Data in this exercise:
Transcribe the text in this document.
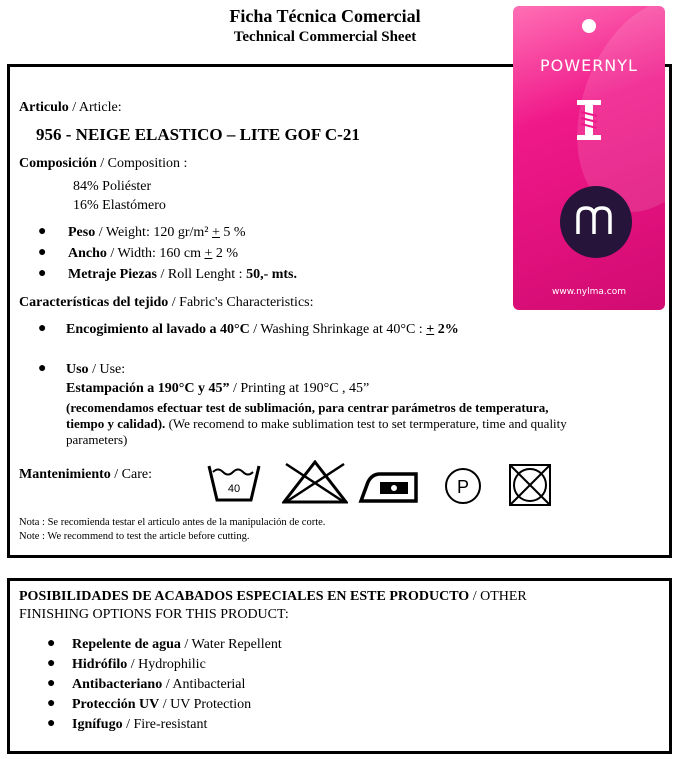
Ficha Técnica Comercial
Technical Commercial Sheet
POWERNYL
www.nylma.com
Articulo / Article:
956 - NEIGE ELASTICO – LITE GOF C-21
Composición / Composition :
84% Poliéster
16% Elastómero
● Peso / Weight: 120 gr/m² + 5 %
● Ancho / Width: 160 cm + 2 %
● Metraje Piezas / Roll Lenght : 50,- mts.
Características del tejido / Fabric's Characteristics:
● Encogimiento al lavado a 40°C / Washing Shrinkage at 40°C : + 2%
● Uso / Use:
Estampación a 190°C y 45” / Printing at 190°C , 45”
(recomendamos efectuar test de sublimación, para centrar parámetros de temperatura,
tiempo y calidad). (We recomend to make sublimation test to set termperature, time and quality
parameters)
Mantenimiento / Care:
40	P
Nota : Se recomienda testar el articulo antes de la manipulación de corte.
Note : We recommend to test the article before cutting.
POSIBILIDADES DE ACABADOS ESPECIALES EN ESTE PRODUCTO / OTHER
FINISHING OPTIONS FOR THIS PRODUCT:
● Repelente de agua / Water Repellent
● Hidrófilo / Hydrophilic
● Antibacteriano / Antibacterial
● Protección UV / UV Protection
● Ignífugo / Fire-resistant
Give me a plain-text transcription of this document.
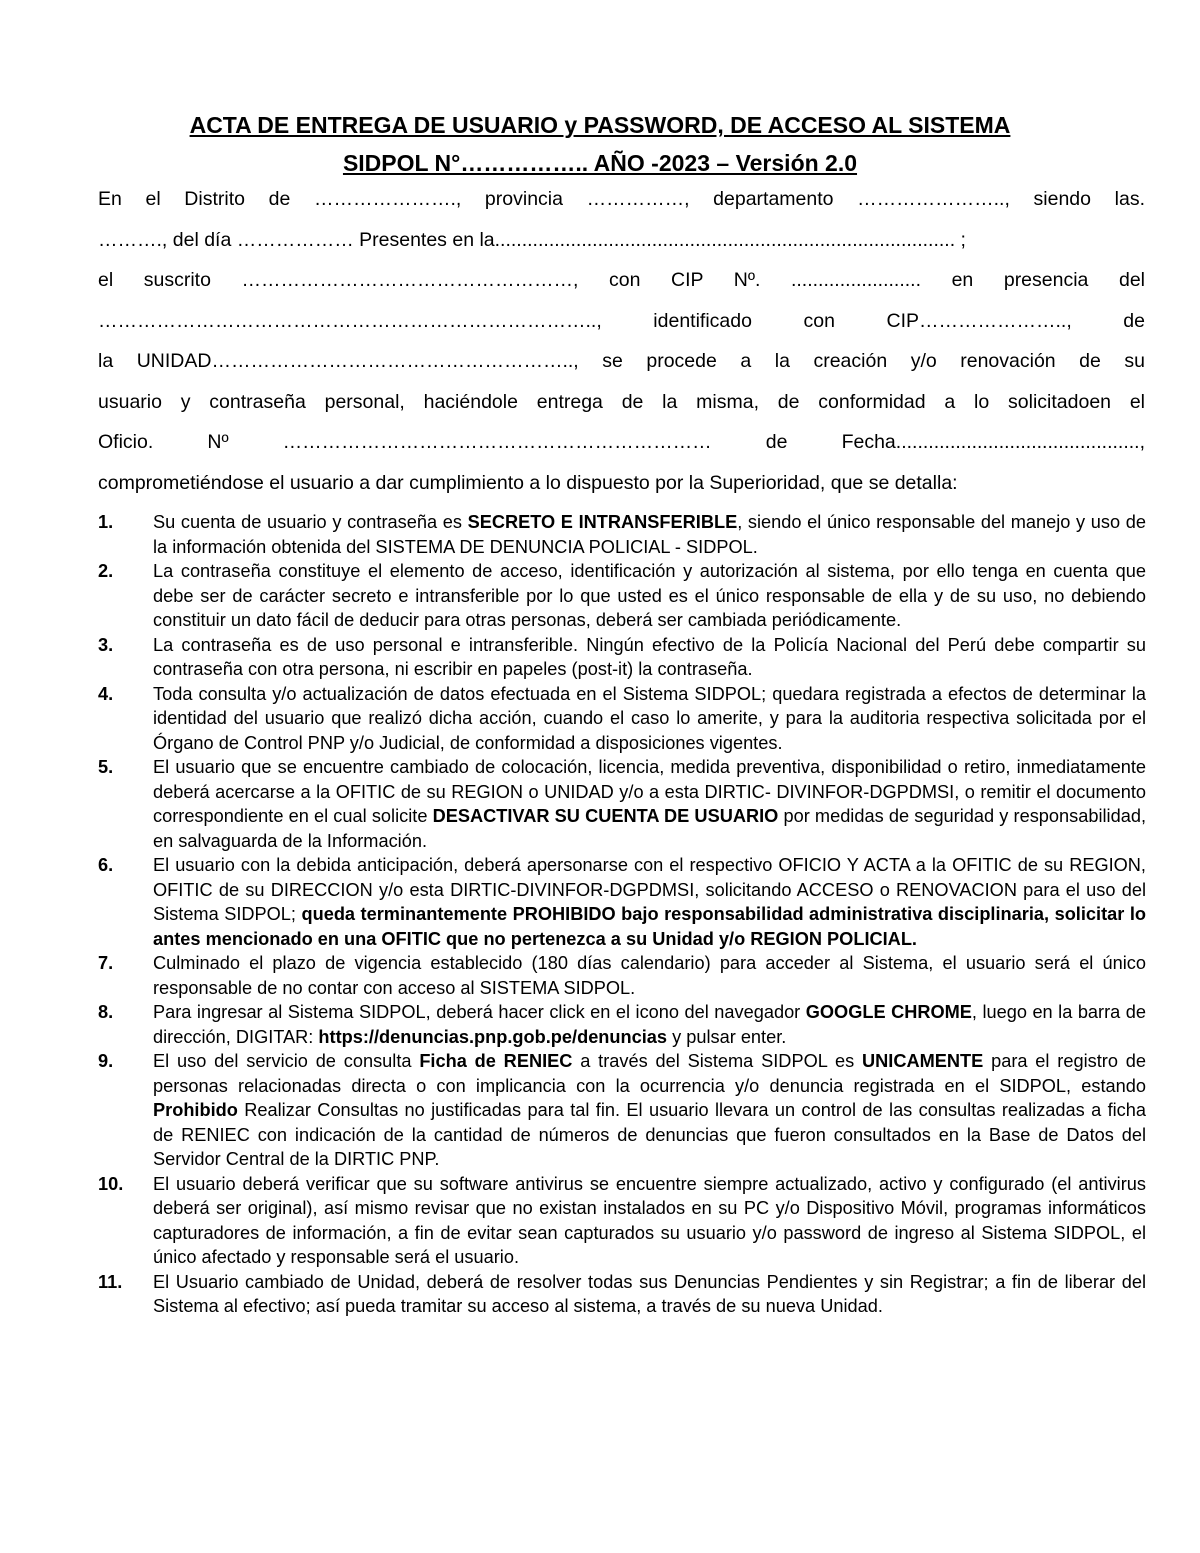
ACTA DE ENTREGA DE USUARIO y PASSWORD, DE ACCESO AL SISTEMA
SIDPOL N°…………….. AÑO -2023 – Versión 2.0
En el Distrito de …………………., provincia ……………, departamento ………………….., siendo las.
………., del día ……………… Presentes en la..................................................................................... ;
el suscrito ……………………………………………, con CIP Nº. ........................ en presencia del
………………………………………………………………….., identificado con CIP………………….., de
la UNIDAD……………………………………………….., se procede a la creación y/o renovación de su
usuario y contraseña personal, haciéndole entrega de la misma, de conformidad a lo solicitadoen el
Oficio. Nº ………………………………………………………… de Fecha.............................................,
comprometiéndose el usuario a dar cumplimiento a lo dispuesto por la Superioridad, que se detalla:
1. Su cuenta de usuario y contraseña es SECRETO E INTRANSFERIBLE, siendo el único responsable del manejo y uso de la información obtenida del SISTEMA DE DENUNCIA POLICIAL - SIDPOL.
2. La contraseña constituye el elemento de acceso, identificación y autorización al sistema, por ello tenga en cuenta que debe ser de carácter secreto e intransferible por lo que usted es el único responsable de ella y de su uso, no debiendo constituir un dato fácil de deducir para otras personas, deberá ser cambiada periódicamente.
3. La contraseña es de uso personal e intransferible. Ningún efectivo de la Policía Nacional del Perú debe compartir su contraseña con otra persona, ni escribir en papeles (post-it) la contraseña.
4. Toda consulta y/o actualización de datos efectuada en el Sistema SIDPOL; quedara registrada a efectos de determinar la identidad del usuario que realizó dicha acción, cuando el caso lo amerite, y para la auditoria respectiva solicitada por el Órgano de Control PNP y/o Judicial, de conformidad a disposiciones vigentes.
5. El usuario que se encuentre cambiado de colocación, licencia, medida preventiva, disponibilidad o retiro, inmediatamente deberá acercarse a la OFITIC de su REGION o UNIDAD y/o a esta DIRTIC- DIVINFOR-DGPDMSI, o remitir el documento correspondiente en el cual solicite DESACTIVAR SU CUENTA DE USUARIO por medidas de seguridad y responsabilidad, en salvaguarda de la Información.
6. El usuario con la debida anticipación, deberá apersonarse con el respectivo OFICIO Y ACTA a la OFITIC de su REGION, OFITIC de su DIRECCION y/o esta DIRTIC-DIVINFOR-DGPDMSI, solicitando ACCESO o RENOVACION para el uso del Sistema SIDPOL; queda terminantemente PROHIBIDO bajo responsabilidad administrativa disciplinaria, solicitar lo antes mencionado en una OFITIC que no pertenezca a su Unidad y/o REGION POLICIAL.
7. Culminado el plazo de vigencia establecido (180 días calendario) para acceder al Sistema, el usuario será el único responsable de no contar con acceso al SISTEMA SIDPOL.
8. Para ingresar al Sistema SIDPOL, deberá hacer click en el icono del navegador GOOGLE CHROME, luego en la barra de dirección, DIGITAR: https://denuncias.pnp.gob.pe/denuncias y pulsar enter.
9. El uso del servicio de consulta Ficha de RENIEC a través del Sistema SIDPOL es UNICAMENTE para el registro de personas relacionadas directa o con implicancia con la ocurrencia y/o denuncia registrada en el SIDPOL, estando Prohibido Realizar Consultas no justificadas para tal fin. El usuario llevara un control de las consultas realizadas a ficha de RENIEC con indicación de la cantidad de números de denuncias que fueron consultados en la Base de Datos del Servidor Central de la DIRTIC PNP.
10. El usuario deberá verificar que su software antivirus se encuentre siempre actualizado, activo y configurado (el antivirus deberá ser original), así mismo revisar que no existan instalados en su PC y/o Dispositivo Móvil, programas informáticos capturadores de información, a fin de evitar sean capturados su usuario y/o password de ingreso al Sistema SIDPOL, el único afectado y responsable será el usuario.
11. El Usuario cambiado de Unidad, deberá de resolver todas sus Denuncias Pendientes y sin Registrar; a fin de liberar del Sistema al efectivo; así pueda tramitar su acceso al sistema, a través de su nueva Unidad.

About this task: An exact reprint of the records above is required, with all pictures left out.

Reply:
Transcribe the text in this document.
Ficha Técnica Comercial
Technical Commercial Sheet
POWERNYL
www.nylma.com
Articulo / Article:
956 - NEIGE ELASTICO – LITE GOF C-21
Composición / Composition :
84% Poliéster
16% Elastómero
● Peso / Weight: 120 gr/m² + 5 %
● Ancho / Width: 160 cm + 2 %
● Metraje Piezas / Roll Lenght : 50,- mts.
Características del tejido / Fabric's Characteristics:
● Encogimiento al lavado a 40°C / Washing Shrinkage at 40°C : + 2%
● Uso / Use:
Estampación a 190°C y 45” / Printing at 190°C , 45”
(recomendamos efectuar test de sublimación, para centrar parámetros de temperatura,
tiempo y calidad). (We recomend to make sublimation test to set termperature, time and quality
parameters)
Mantenimiento / Care:
40	P
Nota : Se recomienda testar el articulo antes de la manipulación de corte.
Note : We recommend to test the article before cutting.
POSIBILIDADES DE ACABADOS ESPECIALES EN ESTE PRODUCTO / OTHER
FINISHING OPTIONS FOR THIS PRODUCT:
● Repelente de agua / Water Repellent
● Hidrófilo / Hydrophilic
● Antibacteriano / Antibacterial
● Protección UV / UV Protection
● Ignífugo / Fire-resistant
Give me a plain-text transcription of this document.
ACTA DE ENTREGA DE USUARIO y PASSWORD, DE ACCESO AL SISTEMA
SIDPOL N°…………….. AÑO -2023 – Versión 2.0
En el Distrito de …………………., provincia ……………, departamento ………………….., siendo las.
………., del día ……………… Presentes en la..................................................................................... ;
el suscrito ……………………………………………, con CIP Nº. ........................ en presencia del
………………………………………………………………….., identificado con CIP………………….., de
la UNIDAD……………………………………………….., se procede a la creación y/o renovación de su
usuario y contraseña personal, haciéndole entrega de la misma, de conformidad a lo solicitadoen el
Oficio. Nº ………………………………………………………… de Fecha.............................................,
comprometiéndose el usuario a dar cumplimiento a lo dispuesto por la Superioridad, que se detalla:
1. Su cuenta de usuario y contraseña es SECRETO E INTRANSFERIBLE, siendo el único responsable del manejo y uso de la información obtenida del SISTEMA DE DENUNCIA POLICIAL - SIDPOL.
2. La contraseña constituye el elemento de acceso, identificación y autorización al sistema, por ello tenga en cuenta que debe ser de carácter secreto e intransferible por lo que usted es el único responsable de ella y de su uso, no debiendo constituir un dato fácil de deducir para otras personas, deberá ser cambiada periódicamente.
3. La contraseña es de uso personal e intransferible. Ningún efectivo de la Policía Nacional del Perú debe compartir su contraseña con otra persona, ni escribir en papeles (post-it) la contraseña.
4. Toda consulta y/o actualización de datos efectuada en el Sistema SIDPOL; quedara registrada a efectos de determinar la identidad del usuario que realizó dicha acción, cuando el caso lo amerite, y para la auditoria respectiva solicitada por el Órgano de Control PNP y/o Judicial, de conformidad a disposiciones vigentes.
5. El usuario que se encuentre cambiado de colocación, licencia, medida preventiva, disponibilidad o retiro, inmediatamente deberá acercarse a la OFITIC de su REGION o UNIDAD y/o a esta DIRTIC- DIVINFOR-DGPDMSI, o remitir el documento correspondiente en el cual solicite DESACTIVAR SU CUENTA DE USUARIO por medidas de seguridad y responsabilidad, en salvaguarda de la Información.
6. El usuario con la debida anticipación, deberá apersonarse con el respectivo OFICIO Y ACTA a la OFITIC de su REGION, OFITIC de su DIRECCION y/o esta DIRTIC-DIVINFOR-DGPDMSI, solicitando ACCESO o RENOVACION para el uso del Sistema SIDPOL; queda terminantemente PROHIBIDO bajo responsabilidad administrativa disciplinaria, solicitar lo antes mencionado en una OFITIC que no pertenezca a su Unidad y/o REGION POLICIAL.
7. Culminado el plazo de vigencia establecido (180 días calendario) para acceder al Sistema, el usuario será el único responsable de no contar con acceso al SISTEMA SIDPOL.
8. Para ingresar al Sistema SIDPOL, deberá hacer click en el icono del navegador GOOGLE CHROME, luego en la barra de dirección, DIGITAR: https://denuncias.pnp.gob.pe/denuncias y pulsar enter.
9. El uso del servicio de consulta Ficha de RENIEC a través del Sistema SIDPOL es UNICAMENTE para el registro de personas relacionadas directa o con implicancia con la ocurrencia y/o denuncia registrada en el SIDPOL, estando Prohibido Realizar Consultas no justificadas para tal fin. El usuario llevara un control de las consultas realizadas a ficha de RENIEC con indicación de la cantidad de números de denuncias que fueron consultados en la Base de Datos del Servidor Central de la DIRTIC PNP.
10. El usuario deberá verificar que su software antivirus se encuentre siempre actualizado, activo y configurado (el antivirus deberá ser original), así mismo revisar que no existan instalados en su PC y/o Dispositivo Móvil, programas informáticos capturadores de información, a fin de evitar sean capturados su usuario y/o password de ingreso al Sistema SIDPOL, el único afectado y responsable será el usuario.
11. El Usuario cambiado de Unidad, deberá de resolver todas sus Denuncias Pendientes y sin Registrar; a fin de liberar del Sistema al efectivo; así pueda tramitar su acceso al sistema, a través de su nueva Unidad.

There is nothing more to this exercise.